Locate all lines with the word "Press". Copy them.

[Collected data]
— Start —
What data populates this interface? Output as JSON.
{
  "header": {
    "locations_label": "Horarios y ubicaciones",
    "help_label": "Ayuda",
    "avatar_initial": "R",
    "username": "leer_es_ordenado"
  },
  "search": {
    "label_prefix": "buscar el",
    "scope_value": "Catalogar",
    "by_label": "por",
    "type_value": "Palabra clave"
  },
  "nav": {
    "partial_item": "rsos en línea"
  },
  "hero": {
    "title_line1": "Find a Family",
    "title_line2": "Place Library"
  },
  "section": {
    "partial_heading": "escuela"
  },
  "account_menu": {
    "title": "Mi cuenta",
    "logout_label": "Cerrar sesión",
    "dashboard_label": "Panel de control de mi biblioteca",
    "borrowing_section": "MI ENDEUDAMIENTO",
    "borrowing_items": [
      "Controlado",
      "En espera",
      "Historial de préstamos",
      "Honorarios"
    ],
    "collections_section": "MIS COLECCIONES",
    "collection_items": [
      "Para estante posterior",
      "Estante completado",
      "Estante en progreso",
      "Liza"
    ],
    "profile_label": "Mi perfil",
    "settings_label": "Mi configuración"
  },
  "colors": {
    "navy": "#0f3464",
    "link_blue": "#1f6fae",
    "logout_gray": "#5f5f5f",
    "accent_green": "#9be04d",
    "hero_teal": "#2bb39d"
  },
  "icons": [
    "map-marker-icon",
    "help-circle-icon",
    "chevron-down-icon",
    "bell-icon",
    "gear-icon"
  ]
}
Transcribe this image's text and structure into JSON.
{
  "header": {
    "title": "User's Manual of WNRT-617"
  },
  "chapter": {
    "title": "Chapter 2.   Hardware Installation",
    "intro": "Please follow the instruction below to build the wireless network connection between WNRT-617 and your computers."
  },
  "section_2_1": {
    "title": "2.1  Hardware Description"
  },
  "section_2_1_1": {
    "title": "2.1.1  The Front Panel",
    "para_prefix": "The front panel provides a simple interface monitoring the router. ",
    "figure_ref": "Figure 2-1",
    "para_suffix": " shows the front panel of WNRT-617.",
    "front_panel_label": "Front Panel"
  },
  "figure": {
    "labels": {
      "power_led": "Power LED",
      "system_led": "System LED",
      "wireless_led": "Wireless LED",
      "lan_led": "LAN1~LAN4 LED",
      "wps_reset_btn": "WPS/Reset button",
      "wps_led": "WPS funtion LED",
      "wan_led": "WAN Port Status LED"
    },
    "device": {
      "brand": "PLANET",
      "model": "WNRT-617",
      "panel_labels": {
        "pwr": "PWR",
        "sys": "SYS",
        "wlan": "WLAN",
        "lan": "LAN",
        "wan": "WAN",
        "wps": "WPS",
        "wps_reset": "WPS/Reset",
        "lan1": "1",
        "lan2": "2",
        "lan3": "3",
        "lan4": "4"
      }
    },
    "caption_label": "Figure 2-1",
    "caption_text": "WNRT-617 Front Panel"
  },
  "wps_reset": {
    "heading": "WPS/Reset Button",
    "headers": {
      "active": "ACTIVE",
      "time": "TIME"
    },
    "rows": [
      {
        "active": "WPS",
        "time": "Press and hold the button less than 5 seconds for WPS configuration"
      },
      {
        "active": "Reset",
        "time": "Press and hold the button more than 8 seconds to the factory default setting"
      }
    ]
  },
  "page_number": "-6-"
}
— End —
**ANSWER TO THIS TASK**
        "time": "Press and hold the button less than 5 seconds for WPS configuration"
        "time": "Press and hold the button more than 8 seconds to the factory default setting"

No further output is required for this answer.